**Given exercise**.
Within the material below, find each line bearing the word "tratamento" and present it.

**Stored records**.
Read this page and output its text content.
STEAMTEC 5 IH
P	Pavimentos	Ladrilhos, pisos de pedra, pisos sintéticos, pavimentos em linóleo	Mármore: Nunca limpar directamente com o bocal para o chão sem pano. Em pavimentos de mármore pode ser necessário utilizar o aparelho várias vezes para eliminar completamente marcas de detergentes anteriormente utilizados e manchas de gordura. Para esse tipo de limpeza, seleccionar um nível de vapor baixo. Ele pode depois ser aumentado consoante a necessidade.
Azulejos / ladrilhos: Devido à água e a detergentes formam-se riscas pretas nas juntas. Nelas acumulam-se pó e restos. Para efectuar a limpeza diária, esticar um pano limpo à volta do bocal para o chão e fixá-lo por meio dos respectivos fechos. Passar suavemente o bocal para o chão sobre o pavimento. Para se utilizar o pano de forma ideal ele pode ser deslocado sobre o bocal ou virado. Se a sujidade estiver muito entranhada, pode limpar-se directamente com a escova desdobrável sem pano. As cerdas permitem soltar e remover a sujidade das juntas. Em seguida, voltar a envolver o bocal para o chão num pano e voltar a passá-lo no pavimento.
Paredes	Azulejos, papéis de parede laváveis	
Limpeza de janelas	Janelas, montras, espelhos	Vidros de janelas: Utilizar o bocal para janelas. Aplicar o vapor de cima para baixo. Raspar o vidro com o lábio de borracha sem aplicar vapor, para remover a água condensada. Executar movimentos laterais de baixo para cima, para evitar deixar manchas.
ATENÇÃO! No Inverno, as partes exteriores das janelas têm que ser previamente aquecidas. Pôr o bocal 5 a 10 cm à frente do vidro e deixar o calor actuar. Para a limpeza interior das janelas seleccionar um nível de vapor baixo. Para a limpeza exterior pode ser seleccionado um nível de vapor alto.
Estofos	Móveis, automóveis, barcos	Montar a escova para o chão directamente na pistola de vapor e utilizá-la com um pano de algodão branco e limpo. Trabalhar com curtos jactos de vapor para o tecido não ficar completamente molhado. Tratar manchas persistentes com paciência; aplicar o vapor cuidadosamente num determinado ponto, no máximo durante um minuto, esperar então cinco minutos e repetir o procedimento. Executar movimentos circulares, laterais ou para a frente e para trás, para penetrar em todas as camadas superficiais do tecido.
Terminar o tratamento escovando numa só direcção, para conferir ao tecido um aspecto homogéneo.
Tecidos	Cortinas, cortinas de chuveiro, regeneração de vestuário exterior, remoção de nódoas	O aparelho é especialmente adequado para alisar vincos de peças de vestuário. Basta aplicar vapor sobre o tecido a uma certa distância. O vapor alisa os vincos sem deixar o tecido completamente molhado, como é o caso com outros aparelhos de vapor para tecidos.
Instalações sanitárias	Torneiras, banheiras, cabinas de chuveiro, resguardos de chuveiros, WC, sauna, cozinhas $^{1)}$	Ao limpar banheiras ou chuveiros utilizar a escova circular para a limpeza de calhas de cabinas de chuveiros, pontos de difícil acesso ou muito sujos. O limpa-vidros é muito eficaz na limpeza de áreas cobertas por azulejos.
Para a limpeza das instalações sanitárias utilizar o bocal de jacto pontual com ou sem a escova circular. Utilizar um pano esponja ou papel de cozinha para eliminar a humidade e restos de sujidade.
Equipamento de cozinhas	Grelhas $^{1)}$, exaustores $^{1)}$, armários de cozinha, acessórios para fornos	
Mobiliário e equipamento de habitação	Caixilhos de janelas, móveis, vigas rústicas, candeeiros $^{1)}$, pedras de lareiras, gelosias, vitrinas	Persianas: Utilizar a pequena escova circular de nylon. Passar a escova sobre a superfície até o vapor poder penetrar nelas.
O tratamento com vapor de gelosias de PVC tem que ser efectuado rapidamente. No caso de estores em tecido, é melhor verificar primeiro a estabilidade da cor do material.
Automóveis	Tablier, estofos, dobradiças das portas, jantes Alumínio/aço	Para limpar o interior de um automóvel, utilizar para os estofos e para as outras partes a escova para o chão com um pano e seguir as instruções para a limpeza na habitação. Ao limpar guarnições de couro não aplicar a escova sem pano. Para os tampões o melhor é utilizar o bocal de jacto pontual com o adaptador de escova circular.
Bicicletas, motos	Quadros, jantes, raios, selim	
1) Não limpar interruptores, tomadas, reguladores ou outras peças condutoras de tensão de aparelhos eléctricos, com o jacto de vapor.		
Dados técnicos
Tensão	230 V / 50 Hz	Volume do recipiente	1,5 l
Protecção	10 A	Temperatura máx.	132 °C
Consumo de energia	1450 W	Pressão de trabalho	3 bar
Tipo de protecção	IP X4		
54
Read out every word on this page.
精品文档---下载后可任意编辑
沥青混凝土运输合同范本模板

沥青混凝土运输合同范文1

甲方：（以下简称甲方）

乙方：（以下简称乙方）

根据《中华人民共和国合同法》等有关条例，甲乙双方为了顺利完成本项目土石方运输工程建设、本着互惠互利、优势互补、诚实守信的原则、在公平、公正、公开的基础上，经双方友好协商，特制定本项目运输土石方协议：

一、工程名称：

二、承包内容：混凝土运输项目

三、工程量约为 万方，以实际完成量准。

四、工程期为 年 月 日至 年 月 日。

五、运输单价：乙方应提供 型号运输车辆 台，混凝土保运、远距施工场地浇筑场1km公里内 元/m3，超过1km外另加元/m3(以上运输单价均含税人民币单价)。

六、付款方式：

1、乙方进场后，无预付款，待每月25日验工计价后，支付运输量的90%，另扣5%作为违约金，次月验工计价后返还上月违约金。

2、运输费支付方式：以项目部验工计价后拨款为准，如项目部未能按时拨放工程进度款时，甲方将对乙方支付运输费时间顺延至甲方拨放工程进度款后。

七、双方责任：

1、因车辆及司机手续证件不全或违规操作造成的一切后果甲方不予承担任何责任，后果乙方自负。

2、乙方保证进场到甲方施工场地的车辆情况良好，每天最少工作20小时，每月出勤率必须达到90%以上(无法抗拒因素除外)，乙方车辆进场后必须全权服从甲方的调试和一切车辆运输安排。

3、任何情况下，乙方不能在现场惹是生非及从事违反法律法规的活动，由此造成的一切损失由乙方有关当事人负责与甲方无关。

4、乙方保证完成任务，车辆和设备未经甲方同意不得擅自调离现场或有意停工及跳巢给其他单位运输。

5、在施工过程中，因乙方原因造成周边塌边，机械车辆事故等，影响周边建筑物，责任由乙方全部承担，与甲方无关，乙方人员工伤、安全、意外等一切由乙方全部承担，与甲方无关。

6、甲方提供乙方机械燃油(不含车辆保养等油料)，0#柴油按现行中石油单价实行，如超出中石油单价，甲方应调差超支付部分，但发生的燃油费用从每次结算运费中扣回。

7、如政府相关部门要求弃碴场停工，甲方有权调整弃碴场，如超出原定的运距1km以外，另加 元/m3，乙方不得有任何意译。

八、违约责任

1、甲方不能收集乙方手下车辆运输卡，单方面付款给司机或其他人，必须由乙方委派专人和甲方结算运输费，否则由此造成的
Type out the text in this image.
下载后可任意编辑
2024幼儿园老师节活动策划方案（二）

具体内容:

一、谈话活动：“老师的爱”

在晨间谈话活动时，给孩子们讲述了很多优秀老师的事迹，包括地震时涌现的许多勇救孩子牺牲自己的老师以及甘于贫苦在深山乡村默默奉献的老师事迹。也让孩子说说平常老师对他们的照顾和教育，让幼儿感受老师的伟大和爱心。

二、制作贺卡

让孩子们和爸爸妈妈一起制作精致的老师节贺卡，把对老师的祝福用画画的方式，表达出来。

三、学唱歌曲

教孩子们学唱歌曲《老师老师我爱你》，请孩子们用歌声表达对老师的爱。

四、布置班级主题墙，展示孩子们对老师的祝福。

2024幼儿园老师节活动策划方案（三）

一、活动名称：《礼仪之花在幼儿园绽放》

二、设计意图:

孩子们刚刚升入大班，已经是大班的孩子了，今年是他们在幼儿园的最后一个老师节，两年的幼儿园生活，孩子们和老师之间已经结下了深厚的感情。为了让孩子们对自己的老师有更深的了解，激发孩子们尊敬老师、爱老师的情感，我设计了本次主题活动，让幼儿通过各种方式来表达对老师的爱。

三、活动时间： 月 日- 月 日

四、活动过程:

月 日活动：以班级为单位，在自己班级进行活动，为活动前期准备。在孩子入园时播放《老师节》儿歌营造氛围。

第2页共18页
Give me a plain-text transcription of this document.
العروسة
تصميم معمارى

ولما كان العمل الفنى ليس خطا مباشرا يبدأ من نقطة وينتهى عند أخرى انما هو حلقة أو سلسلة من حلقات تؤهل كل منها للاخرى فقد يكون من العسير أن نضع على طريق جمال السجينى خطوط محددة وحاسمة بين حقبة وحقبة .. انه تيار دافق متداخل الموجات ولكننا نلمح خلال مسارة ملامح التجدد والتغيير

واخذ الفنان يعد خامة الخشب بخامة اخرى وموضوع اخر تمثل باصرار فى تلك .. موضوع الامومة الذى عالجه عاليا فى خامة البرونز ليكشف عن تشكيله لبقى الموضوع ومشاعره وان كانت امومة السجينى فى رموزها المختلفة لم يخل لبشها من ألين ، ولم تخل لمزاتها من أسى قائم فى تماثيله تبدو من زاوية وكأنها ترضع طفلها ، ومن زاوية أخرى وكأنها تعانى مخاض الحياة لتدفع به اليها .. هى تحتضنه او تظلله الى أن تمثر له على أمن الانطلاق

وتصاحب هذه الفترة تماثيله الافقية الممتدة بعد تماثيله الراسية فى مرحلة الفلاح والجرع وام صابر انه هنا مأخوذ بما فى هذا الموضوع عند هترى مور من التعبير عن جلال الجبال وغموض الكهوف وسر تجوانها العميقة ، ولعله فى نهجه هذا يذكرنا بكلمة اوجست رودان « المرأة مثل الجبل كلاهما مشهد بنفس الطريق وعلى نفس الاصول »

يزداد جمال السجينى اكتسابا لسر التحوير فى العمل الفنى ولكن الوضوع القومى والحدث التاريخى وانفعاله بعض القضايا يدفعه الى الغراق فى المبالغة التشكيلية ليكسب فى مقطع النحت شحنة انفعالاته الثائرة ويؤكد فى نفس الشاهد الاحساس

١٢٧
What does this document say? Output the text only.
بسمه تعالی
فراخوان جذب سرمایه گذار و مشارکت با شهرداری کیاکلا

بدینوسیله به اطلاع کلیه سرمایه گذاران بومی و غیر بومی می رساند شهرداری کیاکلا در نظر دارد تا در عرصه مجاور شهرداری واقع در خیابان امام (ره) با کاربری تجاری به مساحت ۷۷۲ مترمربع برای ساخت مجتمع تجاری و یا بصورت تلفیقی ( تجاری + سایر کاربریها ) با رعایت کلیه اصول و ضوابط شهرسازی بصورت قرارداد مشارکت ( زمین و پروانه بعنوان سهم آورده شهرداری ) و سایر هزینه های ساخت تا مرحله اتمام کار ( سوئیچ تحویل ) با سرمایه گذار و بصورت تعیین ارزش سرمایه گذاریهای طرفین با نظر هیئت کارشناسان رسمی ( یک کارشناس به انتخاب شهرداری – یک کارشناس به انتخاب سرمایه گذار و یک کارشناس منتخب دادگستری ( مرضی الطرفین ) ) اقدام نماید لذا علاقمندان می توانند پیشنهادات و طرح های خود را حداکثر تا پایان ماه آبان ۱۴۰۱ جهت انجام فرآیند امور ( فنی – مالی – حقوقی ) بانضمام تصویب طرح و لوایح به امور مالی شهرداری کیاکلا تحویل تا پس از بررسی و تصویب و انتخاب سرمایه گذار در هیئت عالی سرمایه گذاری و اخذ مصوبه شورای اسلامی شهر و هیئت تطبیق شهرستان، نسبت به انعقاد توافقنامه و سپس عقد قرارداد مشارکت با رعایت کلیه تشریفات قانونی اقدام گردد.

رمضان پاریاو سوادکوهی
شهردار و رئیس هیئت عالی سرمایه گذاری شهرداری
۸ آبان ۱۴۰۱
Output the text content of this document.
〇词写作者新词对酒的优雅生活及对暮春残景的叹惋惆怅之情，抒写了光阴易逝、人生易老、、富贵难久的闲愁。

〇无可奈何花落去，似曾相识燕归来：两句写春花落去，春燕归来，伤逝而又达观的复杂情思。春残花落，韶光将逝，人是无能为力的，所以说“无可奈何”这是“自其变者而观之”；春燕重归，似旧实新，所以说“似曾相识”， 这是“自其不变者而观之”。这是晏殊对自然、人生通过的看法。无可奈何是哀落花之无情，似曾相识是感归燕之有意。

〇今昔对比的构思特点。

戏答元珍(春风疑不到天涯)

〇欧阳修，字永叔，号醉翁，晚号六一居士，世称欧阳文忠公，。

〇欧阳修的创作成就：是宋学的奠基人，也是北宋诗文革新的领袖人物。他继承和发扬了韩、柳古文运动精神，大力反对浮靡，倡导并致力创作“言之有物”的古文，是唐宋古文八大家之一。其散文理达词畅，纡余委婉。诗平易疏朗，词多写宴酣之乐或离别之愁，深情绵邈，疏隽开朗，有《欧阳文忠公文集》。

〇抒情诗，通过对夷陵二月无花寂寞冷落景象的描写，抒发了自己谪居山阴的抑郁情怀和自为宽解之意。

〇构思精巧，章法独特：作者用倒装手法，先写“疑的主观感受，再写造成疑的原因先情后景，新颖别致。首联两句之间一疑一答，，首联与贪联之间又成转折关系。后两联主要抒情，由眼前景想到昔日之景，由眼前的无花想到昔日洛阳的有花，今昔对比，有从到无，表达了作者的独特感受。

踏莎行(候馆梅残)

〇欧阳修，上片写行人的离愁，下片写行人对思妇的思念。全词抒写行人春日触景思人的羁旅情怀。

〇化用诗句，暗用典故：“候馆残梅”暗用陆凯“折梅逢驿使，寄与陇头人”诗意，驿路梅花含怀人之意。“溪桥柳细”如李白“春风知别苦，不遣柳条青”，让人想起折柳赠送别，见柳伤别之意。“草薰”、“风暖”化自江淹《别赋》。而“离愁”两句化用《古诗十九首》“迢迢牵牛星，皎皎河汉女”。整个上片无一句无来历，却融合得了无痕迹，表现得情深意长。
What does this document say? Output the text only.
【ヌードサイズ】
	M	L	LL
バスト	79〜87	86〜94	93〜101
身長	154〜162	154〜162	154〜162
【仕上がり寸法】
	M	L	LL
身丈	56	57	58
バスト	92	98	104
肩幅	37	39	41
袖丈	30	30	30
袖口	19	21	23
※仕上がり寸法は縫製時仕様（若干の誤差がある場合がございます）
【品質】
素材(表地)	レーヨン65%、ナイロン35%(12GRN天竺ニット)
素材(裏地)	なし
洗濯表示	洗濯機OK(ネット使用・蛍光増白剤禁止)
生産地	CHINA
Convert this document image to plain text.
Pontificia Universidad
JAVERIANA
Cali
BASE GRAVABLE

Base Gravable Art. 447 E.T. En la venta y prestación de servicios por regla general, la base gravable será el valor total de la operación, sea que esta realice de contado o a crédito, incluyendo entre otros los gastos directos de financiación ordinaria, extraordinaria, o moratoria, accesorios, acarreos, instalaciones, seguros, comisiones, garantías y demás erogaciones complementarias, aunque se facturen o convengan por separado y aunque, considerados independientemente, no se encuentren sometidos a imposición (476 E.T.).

**Complete output**.
Terminar o tratamento escovando numa só direcção, para conferir ao tecido um aspecto homogéneo.
O tratamento com vapor de gelosias de PVC tem que ser efectuado rapidamente. No caso de estores em tecido, é melhor verificar primeiro a estabilidade da cor do material.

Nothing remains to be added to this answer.